◆ **Exercise requirements**
In the data below, find every line that has the string "JSON", and copy it.

Start of Excerpted data

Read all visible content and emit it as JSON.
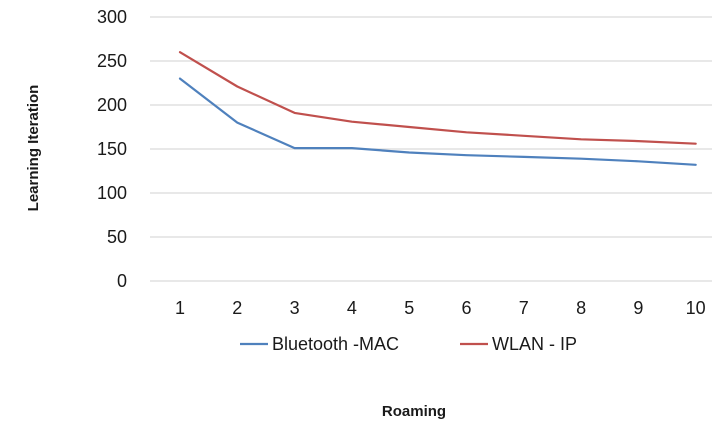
{
  "chart_data": {
    "type": "line",
    "title": "",
    "xlabel": "Roaming",
    "ylabel": "Learning Iteration",
    "x": [
      1,
      2,
      3,
      4,
      5,
      6,
      7,
      8,
      9,
      10
    ],
    "ylim": [
      0,
      300
    ],
    "yticks": [
      0,
      50,
      100,
      150,
      200,
      250,
      300
    ],
    "grid": "horizontal",
    "legend_position": "bottom",
    "series": [
      {
        "name": "Bluetooth -MAC",
        "color": "#4f81bd",
        "values": [
          230,
          180,
          151,
          151,
          146,
          143,
          141,
          139,
          136,
          132
        ]
      },
      {
        "name": "WLAN - IP",
        "color": "#c0504d",
        "values": [
          260,
          221,
          191,
          181,
          175,
          169,
          165,
          161,
          159,
          156
        ]
      }
    ]
  }
}
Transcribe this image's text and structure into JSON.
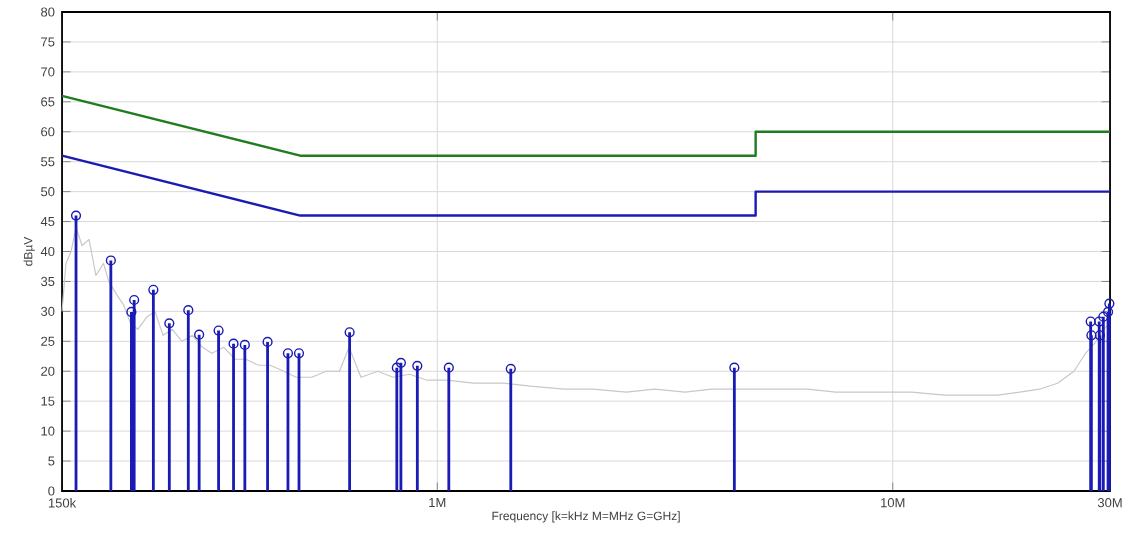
{
  "chart_data": {
    "type": "line",
    "xlabel": "Frequency [k=kHz M=MHz G=GHz]",
    "ylabel": "dBµV",
    "log": "x",
    "grid": true,
    "xlim": [
      150000,
      30000000
    ],
    "ylim": [
      0,
      80
    ],
    "xticks": [
      {
        "value": 150000,
        "label": "150k"
      },
      {
        "value": 1000000,
        "label": "1M"
      },
      {
        "value": 10000000,
        "label": "10M"
      },
      {
        "value": 30000000,
        "label": "30M"
      }
    ],
    "yticks": [
      0,
      5,
      10,
      15,
      20,
      25,
      30,
      35,
      40,
      45,
      50,
      55,
      60,
      65,
      70,
      75,
      80
    ],
    "series": [
      {
        "color": "#c8c8c8",
        "x": [
          150000,
          153000,
          157000,
          161000,
          166000,
          172000,
          178000,
          185000,
          190000,
          197000,
          205000,
          212000,
          220000,
          230000,
          240000,
          250000,
          262000,
          275000,
          290000,
          305000,
          320000,
          340000,
          360000,
          380000,
          405000,
          430000,
          460000,
          490000,
          530000,
          570000,
          610000,
          640000,
          680000,
          740000,
          800000,
          870000,
          950000,
          1050000,
          1200000,
          1400000,
          1600000,
          1900000,
          2200000,
          2600000,
          3000000,
          3500000,
          4000000,
          4600000,
          5500000,
          6500000,
          7500000,
          9000000,
          11000000,
          13000000,
          15000000,
          17000000,
          19000000,
          21000000,
          23000000,
          25000000,
          26500000,
          28000000,
          29000000,
          30000000
        ],
        "values": [
          30,
          38,
          40,
          44,
          41,
          42,
          36,
          38,
          35,
          33,
          31,
          28,
          27,
          29,
          30,
          26,
          27,
          25,
          26,
          24,
          23,
          24,
          22,
          22,
          21,
          21,
          20,
          19,
          19,
          20,
          20,
          24,
          19,
          20,
          19,
          19.5,
          18.5,
          18.5,
          18,
          18,
          17.5,
          17,
          17,
          16.5,
          17,
          16.5,
          17,
          17,
          17,
          17,
          16.5,
          16.5,
          16.5,
          16,
          16,
          16,
          16.5,
          17,
          18,
          20,
          23,
          25,
          27,
          28
        ]
      },
      {
        "color": "#1e7d1e",
        "x": [
          150000,
          500000,
          5000000,
          5000000,
          30000000
        ],
        "values": [
          66,
          56,
          56,
          60,
          60
        ]
      },
      {
        "color": "#1a1ab4",
        "x": [
          150000,
          500000,
          5000000,
          5000000,
          30000000
        ],
        "values": [
          56,
          46,
          46,
          50,
          50
        ]
      },
      {
        "type": "lollipop",
        "color": "#1a1ab4",
        "marker": "circle",
        "x": [
          161000,
          192000,
          213000,
          216000,
          238000,
          258000,
          284000,
          300000,
          331000,
          357000,
          378000,
          424000,
          470000,
          497000,
          642000,
          815000,
          832000,
          904000,
          1060000,
          1450000,
          4490000,
          27200000,
          27300000,
          28400000,
          28500000,
          29000000,
          29700000,
          29900000
        ],
        "values": [
          46,
          38.5,
          29.9,
          31.9,
          33.6,
          28,
          30.2,
          26.1,
          26.8,
          24.6,
          24.4,
          24.9,
          23,
          23,
          26.5,
          20.6,
          21.4,
          20.9,
          20.6,
          20.4,
          20.6,
          28.3,
          26,
          28.3,
          26,
          29.1,
          29.9,
          31.3
        ]
      }
    ]
  }
}
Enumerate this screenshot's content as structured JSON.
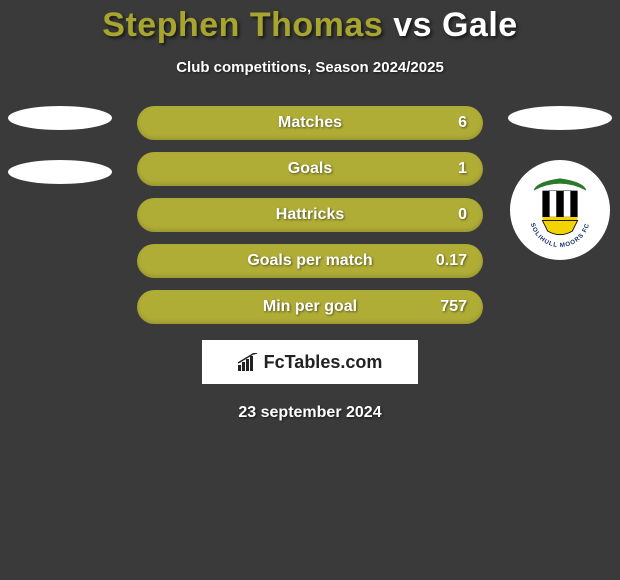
{
  "header": {
    "player1": "Stephen Thomas",
    "vs": "vs",
    "player2": "Gale",
    "subtitle": "Club competitions, Season 2024/2025"
  },
  "colors": {
    "background": "#3a3a3a",
    "bar_fill": "#b0ad36",
    "player1_title": "#a8a52f",
    "text": "#ffffff"
  },
  "bars": [
    {
      "label": "Matches",
      "value": "6"
    },
    {
      "label": "Goals",
      "value": "1"
    },
    {
      "label": "Hattricks",
      "value": "0"
    },
    {
      "label": "Goals per match",
      "value": "0.17"
    },
    {
      "label": "Min per goal",
      "value": "757"
    }
  ],
  "brand": {
    "text": "FcTables.com"
  },
  "date": "23 september 2024",
  "left_placeholders": 2,
  "crest": {
    "outer_text": "SOLIHULL MOORS FC",
    "stripes": [
      "#000000",
      "#ffffff",
      "#000000",
      "#ffffff",
      "#000000"
    ],
    "accent": "#f4d400",
    "green": "#2a7a2a"
  }
}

End of Excerpted data

◆ **Problem solution**
Read all visible content and emit it as JSON.
Transcribe this image's text and structure into JSON.
Enumerate this screenshot's content as structured JSON.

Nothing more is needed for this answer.